— Extract to read —
+-------+
KINGSTON — "Wherever I am, whatever I am and whatever I’m involved in, I should make a difference. If I haven't made a difference, then I ought not to have been there."
Those were the words of Molly May Rhone, Sports Administrator, who will receive the Order of Jamaica (O.J.), the fourth highest Jamaican honour, at this year’s National Honours and Awards ceremony on National Heroes Day, Monday, October 17 at King’s House.
Mrs. Rhone explains that she feels honoured to have been selected for a third national award for her contribution to sports administration, locally and overseas. She received the Order of Distinction/officer class (O.D.) in 1999 and the Order of Distinction/commander class in 2007. In between, she also won the Gleaner Honour Award in 2003.
She adds that she is elated about these awards not just for herself, but for the sport of netball and for her country, as well.
Born in Manchester, to Violet and Adolfus Dacosta, she is the widow of the late Izette Rhone, an outstanding Jamaican golfer. Their union produced two boys.
She professes that she is a firm believer in God and also that her decisions in life are always guided by her Christian principles. In addition, she notes that she is indebted to her parents, her high school principal, Reverend Davidson, as well as her high school coach and mentor, Dr. Barbara Jones, for the indelible impact that they had on her life.
Mrs. Rhone had a great passion for sports, and, to her the dearest of them all was netball. She began playing netball as a child, when she started to attend the Knox Community College in Manchester.
"By age 13, I was playing on the senior team at school,” she says as she recalled her rapid progress in her early years of playing the sport.
While at Knox, she was also an outstanding all round track and field athlete doing the 100 yards, 220 yards, long jump and high jump and anchored the school’s relay team.
She was champion girl at Knox for six consecutive years. Her exploits on the track brought her to the attention of the school's netball coach.
"I knew I wanted to play for Jamaica and I trained very hard,” she says. Before she left for Canada, she represented Jamaica in a world tournament as a member of the senior team, and also participated in many other games as a member of the Under-21 (U-21), Under-23 (-23) and the Jamaica Reserves teams.
Molly Rhone received her tertiary education at the Ryerson Polytechnical Institute in Canada, where she received a diploma in 1969 for studies in Information Technology (IT). She excelled in academics in Canada, as she played for and captained the Ontario and Canada teams.
+-------+
— Provided data —
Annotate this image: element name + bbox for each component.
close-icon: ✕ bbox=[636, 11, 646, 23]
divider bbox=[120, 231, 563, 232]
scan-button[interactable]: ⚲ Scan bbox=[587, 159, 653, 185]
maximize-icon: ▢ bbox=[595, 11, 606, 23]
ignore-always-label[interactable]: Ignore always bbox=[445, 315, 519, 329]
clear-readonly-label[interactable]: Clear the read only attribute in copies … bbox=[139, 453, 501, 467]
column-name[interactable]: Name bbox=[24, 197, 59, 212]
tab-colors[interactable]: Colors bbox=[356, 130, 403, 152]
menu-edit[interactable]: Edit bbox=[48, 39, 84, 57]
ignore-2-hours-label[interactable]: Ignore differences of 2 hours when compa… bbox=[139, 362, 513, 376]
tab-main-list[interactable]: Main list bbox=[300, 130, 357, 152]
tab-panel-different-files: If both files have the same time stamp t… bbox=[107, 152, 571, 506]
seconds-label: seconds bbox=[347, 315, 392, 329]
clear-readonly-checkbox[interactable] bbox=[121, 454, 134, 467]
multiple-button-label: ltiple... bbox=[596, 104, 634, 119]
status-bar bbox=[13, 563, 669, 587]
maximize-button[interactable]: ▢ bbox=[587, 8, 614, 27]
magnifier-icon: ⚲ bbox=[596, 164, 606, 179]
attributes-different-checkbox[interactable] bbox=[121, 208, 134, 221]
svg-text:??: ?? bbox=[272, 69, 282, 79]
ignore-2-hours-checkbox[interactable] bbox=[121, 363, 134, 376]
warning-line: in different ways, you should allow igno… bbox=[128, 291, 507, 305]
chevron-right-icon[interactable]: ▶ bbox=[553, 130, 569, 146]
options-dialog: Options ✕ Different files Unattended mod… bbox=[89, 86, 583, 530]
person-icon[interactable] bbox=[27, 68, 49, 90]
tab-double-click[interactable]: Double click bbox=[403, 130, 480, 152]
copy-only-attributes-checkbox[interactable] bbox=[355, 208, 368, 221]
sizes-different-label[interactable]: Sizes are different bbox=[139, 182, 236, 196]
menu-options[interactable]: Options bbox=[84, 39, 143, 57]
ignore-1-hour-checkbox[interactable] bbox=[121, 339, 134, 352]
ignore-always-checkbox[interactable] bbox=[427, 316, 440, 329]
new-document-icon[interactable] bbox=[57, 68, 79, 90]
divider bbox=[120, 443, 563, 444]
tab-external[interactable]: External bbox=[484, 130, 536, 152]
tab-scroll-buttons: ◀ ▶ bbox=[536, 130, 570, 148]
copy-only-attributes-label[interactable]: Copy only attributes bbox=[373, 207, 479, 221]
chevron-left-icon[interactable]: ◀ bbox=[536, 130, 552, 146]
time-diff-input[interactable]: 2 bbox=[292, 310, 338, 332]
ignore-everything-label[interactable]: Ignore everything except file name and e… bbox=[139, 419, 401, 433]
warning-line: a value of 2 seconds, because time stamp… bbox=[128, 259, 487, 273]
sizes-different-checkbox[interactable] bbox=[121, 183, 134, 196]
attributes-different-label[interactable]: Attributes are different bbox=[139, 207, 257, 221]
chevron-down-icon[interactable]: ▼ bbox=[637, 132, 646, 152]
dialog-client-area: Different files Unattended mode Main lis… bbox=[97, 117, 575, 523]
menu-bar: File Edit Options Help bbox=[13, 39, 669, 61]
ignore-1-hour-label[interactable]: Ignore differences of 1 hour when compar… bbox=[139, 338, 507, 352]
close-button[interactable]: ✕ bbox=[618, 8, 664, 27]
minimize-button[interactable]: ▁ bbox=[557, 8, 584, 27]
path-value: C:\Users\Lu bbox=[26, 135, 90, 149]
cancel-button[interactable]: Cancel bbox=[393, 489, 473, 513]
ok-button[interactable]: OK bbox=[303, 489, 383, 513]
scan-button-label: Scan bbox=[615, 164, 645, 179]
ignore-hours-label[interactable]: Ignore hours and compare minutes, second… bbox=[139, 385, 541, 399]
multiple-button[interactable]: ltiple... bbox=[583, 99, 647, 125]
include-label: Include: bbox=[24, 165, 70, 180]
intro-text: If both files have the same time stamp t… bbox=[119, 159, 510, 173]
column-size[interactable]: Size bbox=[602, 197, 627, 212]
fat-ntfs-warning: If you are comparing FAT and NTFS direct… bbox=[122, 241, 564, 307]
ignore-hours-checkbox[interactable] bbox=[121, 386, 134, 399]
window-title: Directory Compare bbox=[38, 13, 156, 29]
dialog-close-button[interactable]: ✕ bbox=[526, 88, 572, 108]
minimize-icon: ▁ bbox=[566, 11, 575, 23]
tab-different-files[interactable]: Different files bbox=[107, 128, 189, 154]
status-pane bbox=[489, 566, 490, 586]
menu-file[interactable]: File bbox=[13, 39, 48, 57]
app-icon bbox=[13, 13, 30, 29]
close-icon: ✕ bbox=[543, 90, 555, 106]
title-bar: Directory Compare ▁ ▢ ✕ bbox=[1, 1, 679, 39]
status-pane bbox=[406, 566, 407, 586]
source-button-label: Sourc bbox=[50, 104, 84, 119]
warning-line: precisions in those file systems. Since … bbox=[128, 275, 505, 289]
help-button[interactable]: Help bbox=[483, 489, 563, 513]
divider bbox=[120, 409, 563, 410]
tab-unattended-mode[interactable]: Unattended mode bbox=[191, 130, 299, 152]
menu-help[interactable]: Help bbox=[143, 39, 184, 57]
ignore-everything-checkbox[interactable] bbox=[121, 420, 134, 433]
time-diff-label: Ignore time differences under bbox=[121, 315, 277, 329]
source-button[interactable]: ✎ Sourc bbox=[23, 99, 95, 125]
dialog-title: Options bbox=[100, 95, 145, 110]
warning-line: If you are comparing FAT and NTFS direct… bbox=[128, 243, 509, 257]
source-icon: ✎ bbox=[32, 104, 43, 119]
+-------+
— Written tasks —
1. In the profile of Molly Rhone, how did she come to the attention of the netball coach at Knox?
2. Carry the profile of Molly Rhone forward from its final sentence.

— Expected responses —
1. Her exploits on the track brought her to the coach's attention. At Knox she was an outstanding all-round track and field athlete, competing in the 100 yards, 220 yards, long jump and high jump, anchoring the school's relay team, and she was champion girl for six consecutive years.

2.
On her return to Jamaica, she was employed as Director of IT at the Air Jamaica. She emphasizes that her training in IT at Ryerson, and her appointment at the airline, propelled her to continue her studies which she did through International Business Machines (IBM), International Air Transport Association (IATA) and NCR courses.
Her 21 years at Air Jamaica was remarkable as, under her management, there were many infrastructural and systematic changes that improved the quality of operations at the airline.
"At first you had people doing things manually, but when it is automated, it just becomes much easier,” she says.
She played netball for Air Jamaica in the Business House competition, as well as inter-airline competitions, and was vice captain for the Jamaican team to the world tournament in New Zealand in 1975.
It was not her goal to become a sports administrator but, after being out of the game for some time, she was invited to run for the vice presidency of the Jamaica Netball Association (JNA) in 1991. She was elected Vice President, and in 1993 she was elected President.
Mrs. Rhone highlighted that it was very challenging, at first. However, she was determined to make a change and a remarkable difference during her tenure at the JNA. This she did by revamping the organization, ensuring that all levels of administration were in place and that all the equipment required were added.
After the restructuring that occurred under her leadership, the JNA began its quest to standardise its activities.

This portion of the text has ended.